_EXERCISE AIM_
Pictures in the data below are not part of the copy; transcribe everything else exactly.

+ + +

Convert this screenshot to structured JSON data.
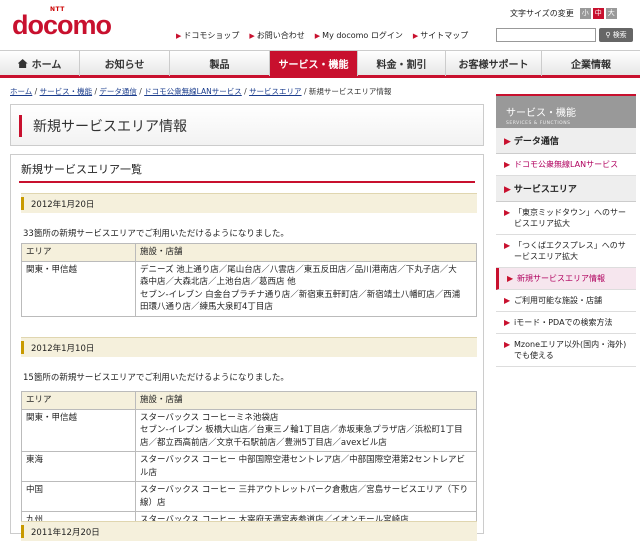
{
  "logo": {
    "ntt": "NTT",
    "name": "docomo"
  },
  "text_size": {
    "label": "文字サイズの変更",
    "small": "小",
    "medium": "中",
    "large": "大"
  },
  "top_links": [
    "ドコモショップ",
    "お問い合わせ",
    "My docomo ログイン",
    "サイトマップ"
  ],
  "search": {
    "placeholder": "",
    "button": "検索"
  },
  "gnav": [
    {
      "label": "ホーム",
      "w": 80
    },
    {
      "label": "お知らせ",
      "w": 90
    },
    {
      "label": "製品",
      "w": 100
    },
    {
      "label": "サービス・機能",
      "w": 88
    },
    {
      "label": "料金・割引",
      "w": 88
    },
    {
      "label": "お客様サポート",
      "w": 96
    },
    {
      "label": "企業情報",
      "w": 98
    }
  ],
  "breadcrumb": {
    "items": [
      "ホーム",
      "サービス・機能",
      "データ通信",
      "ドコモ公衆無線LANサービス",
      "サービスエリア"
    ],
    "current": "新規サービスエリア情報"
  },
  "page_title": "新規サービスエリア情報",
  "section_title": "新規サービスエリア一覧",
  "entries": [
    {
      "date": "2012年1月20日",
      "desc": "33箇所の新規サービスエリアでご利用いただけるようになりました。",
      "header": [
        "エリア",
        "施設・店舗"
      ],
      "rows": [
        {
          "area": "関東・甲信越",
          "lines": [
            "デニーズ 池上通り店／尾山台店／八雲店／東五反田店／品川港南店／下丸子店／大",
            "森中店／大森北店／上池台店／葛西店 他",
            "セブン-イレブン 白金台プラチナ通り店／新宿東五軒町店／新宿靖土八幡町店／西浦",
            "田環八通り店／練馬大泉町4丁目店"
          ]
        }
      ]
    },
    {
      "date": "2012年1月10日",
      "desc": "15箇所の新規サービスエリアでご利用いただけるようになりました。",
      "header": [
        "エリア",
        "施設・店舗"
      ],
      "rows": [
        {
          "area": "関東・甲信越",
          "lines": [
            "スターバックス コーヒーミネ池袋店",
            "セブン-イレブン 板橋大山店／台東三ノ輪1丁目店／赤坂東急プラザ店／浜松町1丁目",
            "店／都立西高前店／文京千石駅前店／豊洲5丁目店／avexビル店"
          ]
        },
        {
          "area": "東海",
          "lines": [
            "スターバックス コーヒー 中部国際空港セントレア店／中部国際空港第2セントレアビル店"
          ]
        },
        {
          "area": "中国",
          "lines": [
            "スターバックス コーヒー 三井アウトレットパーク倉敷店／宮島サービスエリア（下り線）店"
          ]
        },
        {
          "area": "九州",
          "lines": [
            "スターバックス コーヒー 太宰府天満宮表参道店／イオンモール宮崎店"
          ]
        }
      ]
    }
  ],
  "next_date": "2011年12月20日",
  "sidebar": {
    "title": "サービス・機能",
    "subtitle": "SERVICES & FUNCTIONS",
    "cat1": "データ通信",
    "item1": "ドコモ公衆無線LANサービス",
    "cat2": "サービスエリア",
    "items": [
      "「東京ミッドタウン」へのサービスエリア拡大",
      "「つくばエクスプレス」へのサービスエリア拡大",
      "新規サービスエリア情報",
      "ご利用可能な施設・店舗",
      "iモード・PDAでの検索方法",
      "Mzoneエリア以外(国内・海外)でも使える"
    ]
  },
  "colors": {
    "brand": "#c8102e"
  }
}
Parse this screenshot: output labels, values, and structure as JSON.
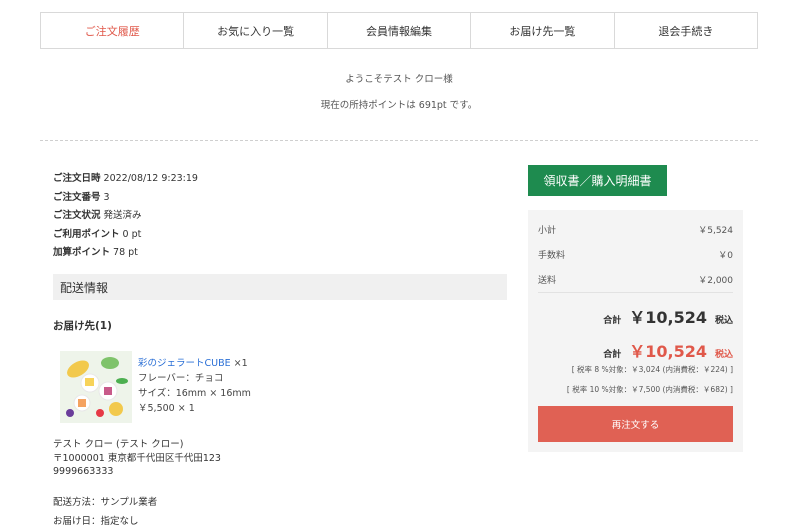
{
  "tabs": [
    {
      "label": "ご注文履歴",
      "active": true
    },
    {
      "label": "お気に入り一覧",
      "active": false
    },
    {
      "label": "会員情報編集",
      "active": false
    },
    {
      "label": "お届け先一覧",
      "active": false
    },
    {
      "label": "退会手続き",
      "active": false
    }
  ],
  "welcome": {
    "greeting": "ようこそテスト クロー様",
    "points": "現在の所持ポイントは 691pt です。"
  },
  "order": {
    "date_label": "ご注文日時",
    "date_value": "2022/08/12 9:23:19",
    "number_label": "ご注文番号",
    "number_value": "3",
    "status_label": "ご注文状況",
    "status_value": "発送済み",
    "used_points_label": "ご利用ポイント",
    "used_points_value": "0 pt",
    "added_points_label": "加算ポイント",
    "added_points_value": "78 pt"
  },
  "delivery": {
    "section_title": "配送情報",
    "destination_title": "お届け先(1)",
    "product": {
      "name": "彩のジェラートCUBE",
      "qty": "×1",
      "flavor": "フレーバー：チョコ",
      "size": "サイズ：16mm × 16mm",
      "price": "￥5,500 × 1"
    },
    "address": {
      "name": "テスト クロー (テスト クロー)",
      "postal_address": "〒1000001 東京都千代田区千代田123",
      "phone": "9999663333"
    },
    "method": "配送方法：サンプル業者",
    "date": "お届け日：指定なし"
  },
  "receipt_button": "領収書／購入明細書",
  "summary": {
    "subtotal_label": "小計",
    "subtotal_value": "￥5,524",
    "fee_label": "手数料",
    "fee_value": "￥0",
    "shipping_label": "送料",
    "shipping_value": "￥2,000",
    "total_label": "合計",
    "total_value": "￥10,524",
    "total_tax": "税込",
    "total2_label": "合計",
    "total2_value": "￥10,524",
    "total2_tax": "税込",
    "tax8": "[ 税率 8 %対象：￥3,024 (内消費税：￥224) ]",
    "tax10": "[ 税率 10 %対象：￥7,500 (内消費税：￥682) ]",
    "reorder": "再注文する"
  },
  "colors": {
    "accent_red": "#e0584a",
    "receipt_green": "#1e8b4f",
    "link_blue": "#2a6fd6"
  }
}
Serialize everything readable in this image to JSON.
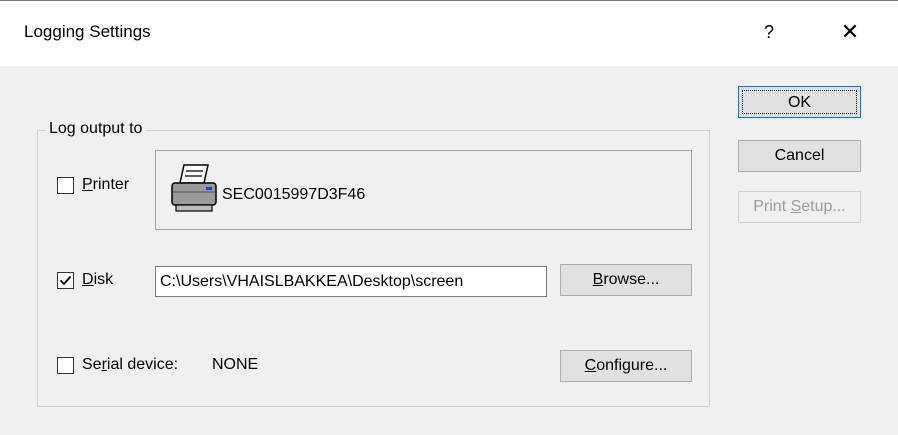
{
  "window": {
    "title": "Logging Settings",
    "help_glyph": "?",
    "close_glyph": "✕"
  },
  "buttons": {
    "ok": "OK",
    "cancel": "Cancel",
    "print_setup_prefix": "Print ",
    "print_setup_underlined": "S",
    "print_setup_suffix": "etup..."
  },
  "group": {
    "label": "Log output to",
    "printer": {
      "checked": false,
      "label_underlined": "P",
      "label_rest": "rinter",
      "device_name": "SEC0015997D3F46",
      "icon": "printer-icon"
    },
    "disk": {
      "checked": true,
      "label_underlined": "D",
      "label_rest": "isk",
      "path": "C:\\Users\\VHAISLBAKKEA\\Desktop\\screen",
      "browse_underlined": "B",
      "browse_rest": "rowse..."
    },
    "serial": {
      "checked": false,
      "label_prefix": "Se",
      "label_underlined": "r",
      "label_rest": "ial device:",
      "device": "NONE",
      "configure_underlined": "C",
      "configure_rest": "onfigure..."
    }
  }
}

+ + +

_ANSWER TO THIS EXERCISE_
Convert this screenshot to structured JSON data.
{
  "logo": {
    "ntt": "NTT",
    "name": "docomo"
  },
  "text_size": {
    "label": "文字サイズの変更",
    "small": "小",
    "medium": "中",
    "large": "大"
  },
  "top_links": [
    "ドコモショップ",
    "お問い合わせ",
    "My docomo ログイン",
    "サイトマップ"
  ],
  "search": {
    "placeholder": "",
    "button": "検索"
  },
  "gnav": [
    {
      "label": "ホーム",
      "w": 80
    },
    {
      "label": "お知らせ",
      "w": 90
    },
    {
      "label": "製品",
      "w": 100
    },
    {
      "label": "サービス・機能",
      "w": 88
    },
    {
      "label": "料金・割引",
      "w": 88
    },
    {
      "label": "お客様サポート",
      "w": 96
    },
    {
      "label": "企業情報",
      "w": 98
    }
  ],
  "breadcrumb": {
    "items": [
      "ホーム",
      "サービス・機能",
      "データ通信",
      "ドコモ公衆無線LANサービス",
      "サービスエリア"
    ],
    "current": "新規サービスエリア情報"
  },
  "page_title": "新規サービスエリア情報",
  "section_title": "新規サービスエリア一覧",
  "entries": [
    {
      "date": "2012年1月20日",
      "desc": "33箇所の新規サービスエリアでご利用いただけるようになりました。",
      "header": [
        "エリア",
        "施設・店舗"
      ],
      "rows": [
        {
          "area": "関東・甲信越",
          "lines": [
            "デニーズ 池上通り店／尾山台店／八雲店／東五反田店／品川港南店／下丸子店／大",
            "森中店／大森北店／上池台店／葛西店 他",
            "セブン-イレブン 白金台プラチナ通り店／新宿東五軒町店／新宿靖土八幡町店／西浦",
            "田環八通り店／練馬大泉町4丁目店"
          ]
        }
      ]
    },
    {
      "date": "2012年1月10日",
      "desc": "15箇所の新規サービスエリアでご利用いただけるようになりました。",
      "header": [
        "エリア",
        "施設・店舗"
      ],
      "rows": [
        {
          "area": "関東・甲信越",
          "lines": [
            "スターバックス コーヒーミネ池袋店",
            "セブン-イレブン 板橋大山店／台東三ノ輪1丁目店／赤坂東急プラザ店／浜松町1丁目",
            "店／都立西高前店／文京千石駅前店／豊洲5丁目店／avexビル店"
          ]
        },
        {
          "area": "東海",
          "lines": [
            "スターバックス コーヒー 中部国際空港セントレア店／中部国際空港第2セントレアビル店"
          ]
        },
        {
          "area": "中国",
          "lines": [
            "スターバックス コーヒー 三井アウトレットパーク倉敷店／宮島サービスエリア（下り線）店"
          ]
        },
        {
          "area": "九州",
          "lines": [
            "スターバックス コーヒー 太宰府天満宮表参道店／イオンモール宮崎店"
          ]
        }
      ]
    }
  ],
  "next_date": "2011年12月20日",
  "sidebar": {
    "title": "サービス・機能",
    "subtitle": "SERVICES & FUNCTIONS",
    "cat1": "データ通信",
    "item1": "ドコモ公衆無線LANサービス",
    "cat2": "サービスエリア",
    "items": [
      "「東京ミッドタウン」へのサービスエリア拡大",
      "「つくばエクスプレス」へのサービスエリア拡大",
      "新規サービスエリア情報",
      "ご利用可能な施設・店舗",
      "iモード・PDAでの検索方法",
      "Mzoneエリア以外(国内・海外)でも使える"
    ]
  },
  "colors": {
    "brand": "#c8102e"
  }
}
Parse this screenshot: output labels, values, and structure as JSON.
{
  "tabs": [
    {
      "label": "ご注文履歴",
      "active": true
    },
    {
      "label": "お気に入り一覧",
      "active": false
    },
    {
      "label": "会員情報編集",
      "active": false
    },
    {
      "label": "お届け先一覧",
      "active": false
    },
    {
      "label": "退会手続き",
      "active": false
    }
  ],
  "welcome": {
    "greeting": "ようこそテスト クロー様",
    "points": "現在の所持ポイントは 691pt です。"
  },
  "order": {
    "date_label": "ご注文日時",
    "date_value": "2022/08/12 9:23:19",
    "number_label": "ご注文番号",
    "number_value": "3",
    "status_label": "ご注文状況",
    "status_value": "発送済み",
    "used_points_label": "ご利用ポイント",
    "used_points_value": "0 pt",
    "added_points_label": "加算ポイント",
    "added_points_value": "78 pt"
  },
  "delivery": {
    "section_title": "配送情報",
    "destination_title": "お届け先(1)",
    "product": {
      "name": "彩のジェラートCUBE",
      "qty": "×1",
      "flavor": "フレーバー：チョコ",
      "size": "サイズ：16mm × 16mm",
      "price": "￥5,500 × 1"
    },
    "address": {
      "name": "テスト クロー (テスト クロー)",
      "postal_address": "〒1000001 東京都千代田区千代田123",
      "phone": "9999663333"
    },
    "method": "配送方法：サンプル業者",
    "date": "お届け日：指定なし"
  },
  "receipt_button": "領収書／購入明細書",
  "summary": {
    "subtotal_label": "小計",
    "subtotal_value": "￥5,524",
    "fee_label": "手数料",
    "fee_value": "￥0",
    "shipping_label": "送料",
    "shipping_value": "￥2,000",
    "total_label": "合計",
    "total_value": "￥10,524",
    "total_tax": "税込",
    "total2_label": "合計",
    "total2_value": "￥10,524",
    "total2_tax": "税込",
    "tax8": "[ 税率 8 %対象：￥3,024 (内消費税：￥224) ]",
    "tax10": "[ 税率 10 %対象：￥7,500 (内消費税：￥682) ]",
    "reorder": "再注文する"
  },
  "colors": {
    "accent_red": "#e0584a",
    "receipt_green": "#1e8b4f",
    "link_blue": "#2a6fd6"
  }
}
Serialize everything readable in this image to JSON.
{
  "window": {
    "title": "Logging Settings",
    "help_glyph": "?",
    "close_glyph": "✕"
  },
  "buttons": {
    "ok": "OK",
    "cancel": "Cancel",
    "print_setup_prefix": "Print ",
    "print_setup_underlined": "S",
    "print_setup_suffix": "etup..."
  },
  "group": {
    "label": "Log output to",
    "printer": {
      "checked": false,
      "label_underlined": "P",
      "label_rest": "rinter",
      "device_name": "SEC0015997D3F46",
      "icon": "printer-icon"
    },
    "disk": {
      "checked": true,
      "label_underlined": "D",
      "label_rest": "isk",
      "path": "C:\\Users\\VHAISLBAKKEA\\Desktop\\screen",
      "browse_underlined": "B",
      "browse_rest": "rowse..."
    },
    "serial": {
      "checked": false,
      "label_prefix": "Se",
      "label_underlined": "r",
      "label_rest": "ial device:",
      "device": "NONE",
      "configure_underlined": "C",
      "configure_rest": "onfigure..."
    }
  }
}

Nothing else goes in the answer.